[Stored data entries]
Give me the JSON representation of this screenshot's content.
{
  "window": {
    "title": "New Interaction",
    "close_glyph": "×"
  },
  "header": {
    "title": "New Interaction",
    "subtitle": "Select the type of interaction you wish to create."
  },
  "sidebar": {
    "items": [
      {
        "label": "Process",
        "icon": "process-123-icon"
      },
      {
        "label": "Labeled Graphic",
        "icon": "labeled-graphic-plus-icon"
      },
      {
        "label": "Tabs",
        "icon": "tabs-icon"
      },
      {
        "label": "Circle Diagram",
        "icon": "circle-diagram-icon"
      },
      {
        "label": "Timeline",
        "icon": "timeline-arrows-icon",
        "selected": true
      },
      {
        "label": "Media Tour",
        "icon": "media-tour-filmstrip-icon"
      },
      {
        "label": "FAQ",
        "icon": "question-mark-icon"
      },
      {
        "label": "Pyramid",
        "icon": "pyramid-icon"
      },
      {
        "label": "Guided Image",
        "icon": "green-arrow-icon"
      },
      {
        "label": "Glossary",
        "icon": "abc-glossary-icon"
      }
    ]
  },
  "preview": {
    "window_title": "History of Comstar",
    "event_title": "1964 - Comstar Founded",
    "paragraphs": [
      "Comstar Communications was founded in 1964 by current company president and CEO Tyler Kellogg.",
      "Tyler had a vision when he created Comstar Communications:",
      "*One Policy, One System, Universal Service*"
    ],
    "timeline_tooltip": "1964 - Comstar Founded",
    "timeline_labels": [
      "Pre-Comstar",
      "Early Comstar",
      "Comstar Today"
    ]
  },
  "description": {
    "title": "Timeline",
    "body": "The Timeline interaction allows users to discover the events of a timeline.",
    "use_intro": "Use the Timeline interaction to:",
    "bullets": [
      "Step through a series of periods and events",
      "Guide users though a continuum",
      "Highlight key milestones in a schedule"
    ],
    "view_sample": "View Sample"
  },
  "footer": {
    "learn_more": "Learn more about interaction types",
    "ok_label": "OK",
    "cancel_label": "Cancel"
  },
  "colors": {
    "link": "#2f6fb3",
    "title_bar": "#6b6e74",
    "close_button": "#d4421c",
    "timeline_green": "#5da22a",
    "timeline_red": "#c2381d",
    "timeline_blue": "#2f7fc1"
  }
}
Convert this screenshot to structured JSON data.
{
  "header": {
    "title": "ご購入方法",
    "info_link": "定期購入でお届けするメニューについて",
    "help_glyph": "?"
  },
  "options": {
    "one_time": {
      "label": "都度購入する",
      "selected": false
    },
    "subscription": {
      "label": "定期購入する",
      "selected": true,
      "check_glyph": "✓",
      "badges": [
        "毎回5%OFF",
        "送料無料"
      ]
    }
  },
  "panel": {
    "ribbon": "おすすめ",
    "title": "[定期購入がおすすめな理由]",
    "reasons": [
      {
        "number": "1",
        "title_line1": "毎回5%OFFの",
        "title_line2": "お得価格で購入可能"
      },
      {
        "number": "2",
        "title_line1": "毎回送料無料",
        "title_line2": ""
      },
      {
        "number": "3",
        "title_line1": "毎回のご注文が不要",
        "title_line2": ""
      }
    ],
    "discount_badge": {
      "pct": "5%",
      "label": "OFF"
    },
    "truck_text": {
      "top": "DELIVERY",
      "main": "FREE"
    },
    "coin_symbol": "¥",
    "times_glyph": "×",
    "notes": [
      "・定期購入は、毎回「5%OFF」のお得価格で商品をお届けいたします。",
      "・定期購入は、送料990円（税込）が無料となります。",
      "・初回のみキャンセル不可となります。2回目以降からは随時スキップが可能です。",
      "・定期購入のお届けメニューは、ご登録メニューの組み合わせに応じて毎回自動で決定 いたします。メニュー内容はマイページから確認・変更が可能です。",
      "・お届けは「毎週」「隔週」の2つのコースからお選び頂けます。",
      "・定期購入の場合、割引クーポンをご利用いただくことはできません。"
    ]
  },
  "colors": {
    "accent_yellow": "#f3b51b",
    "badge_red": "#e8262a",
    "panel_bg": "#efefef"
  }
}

Problem requirements
Write down all the entries again without a single difference.

Written answer
Give me the JSON representation of this screenshot's content.
{
  "window": {
    "title": "New Interaction",
    "close_glyph": "×"
  },
  "header": {
    "title": "New Interaction",
    "subtitle": "Select the type of interaction you wish to create."
  },
  "sidebar": {
    "items": [
      {
        "label": "Process",
        "icon": "process-123-icon"
      },
      {
        "label": "Labeled Graphic",
        "icon": "labeled-graphic-plus-icon"
      },
      {
        "label": "Tabs",
        "icon": "tabs-icon"
      },
      {
        "label": "Circle Diagram",
        "icon": "circle-diagram-icon"
      },
      {
        "label": "Timeline",
        "icon": "timeline-arrows-icon",
        "selected": true
      },
      {
        "label": "Media Tour",
        "icon": "media-tour-filmstrip-icon"
      },
      {
        "label": "FAQ",
        "icon": "question-mark-icon"
      },
      {
        "label": "Pyramid",
        "icon": "pyramid-icon"
      },
      {
        "label": "Guided Image",
        "icon": "green-arrow-icon"
      },
      {
        "label": "Glossary",
        "icon": "abc-glossary-icon"
      }
    ]
  },
  "preview": {
    "window_title": "History of Comstar",
    "event_title": "1964 - Comstar Founded",
    "paragraphs": [
      "Comstar Communications was founded in 1964 by current company president and CEO Tyler Kellogg.",
      "Tyler had a vision when he created Comstar Communications:",
      "*One Policy, One System, Universal Service*"
    ],
    "timeline_tooltip": "1964 - Comstar Founded",
    "timeline_labels": [
      "Pre-Comstar",
      "Early Comstar",
      "Comstar Today"
    ]
  },
  "description": {
    "title": "Timeline",
    "body": "The Timeline interaction allows users to discover the events of a timeline.",
    "use_intro": "Use the Timeline interaction to:",
    "bullets": [
      "Step through a series of periods and events",
      "Guide users though a continuum",
      "Highlight key milestones in a schedule"
    ],
    "view_sample": "View Sample"
  },
  "footer": {
    "learn_more": "Learn more about interaction types",
    "ok_label": "OK",
    "cancel_label": "Cancel"
  },
  "colors": {
    "link": "#2f6fb3",
    "title_bar": "#6b6e74",
    "close_button": "#d4421c",
    "timeline_green": "#5da22a",
    "timeline_red": "#c2381d",
    "timeline_blue": "#2f7fc1"
  }
}
Convert this screenshot to structured JSON data.
{
  "header": {
    "title": "ご購入方法",
    "info_link": "定期購入でお届けするメニューについて",
    "help_glyph": "?"
  },
  "options": {
    "one_time": {
      "label": "都度購入する",
      "selected": false
    },
    "subscription": {
      "label": "定期購入する",
      "selected": true,
      "check_glyph": "✓",
      "badges": [
        "毎回5%OFF",
        "送料無料"
      ]
    }
  },
  "panel": {
    "ribbon": "おすすめ",
    "title": "[定期購入がおすすめな理由]",
    "reasons": [
      {
        "number": "1",
        "title_line1": "毎回5%OFFの",
        "title_line2": "お得価格で購入可能"
      },
      {
        "number": "2",
        "title_line1": "毎回送料無料",
        "title_line2": ""
      },
      {
        "number": "3",
        "title_line1": "毎回のご注文が不要",
        "title_line2": ""
      }
    ],
    "discount_badge": {
      "pct": "5%",
      "label": "OFF"
    },
    "truck_text": {
      "top": "DELIVERY",
      "main": "FREE"
    },
    "coin_symbol": "¥",
    "times_glyph": "×",
    "notes": [
      "・定期購入は、毎回「5%OFF」のお得価格で商品をお届けいたします。",
      "・定期購入は、送料990円（税込）が無料となります。",
      "・初回のみキャンセル不可となります。2回目以降からは随時スキップが可能です。",
      "・定期購入のお届けメニューは、ご登録メニューの組み合わせに応じて毎回自動で決定 いたします。メニュー内容はマイページから確認・変更が可能です。",
      "・お届けは「毎週」「隔週」の2つのコースからお選び頂けます。",
      "・定期購入の場合、割引クーポンをご利用いただくことはできません。"
    ]
  },
  "colors": {
    "accent_yellow": "#f3b51b",
    "badge_red": "#e8262a",
    "panel_bg": "#efefef"
  }
}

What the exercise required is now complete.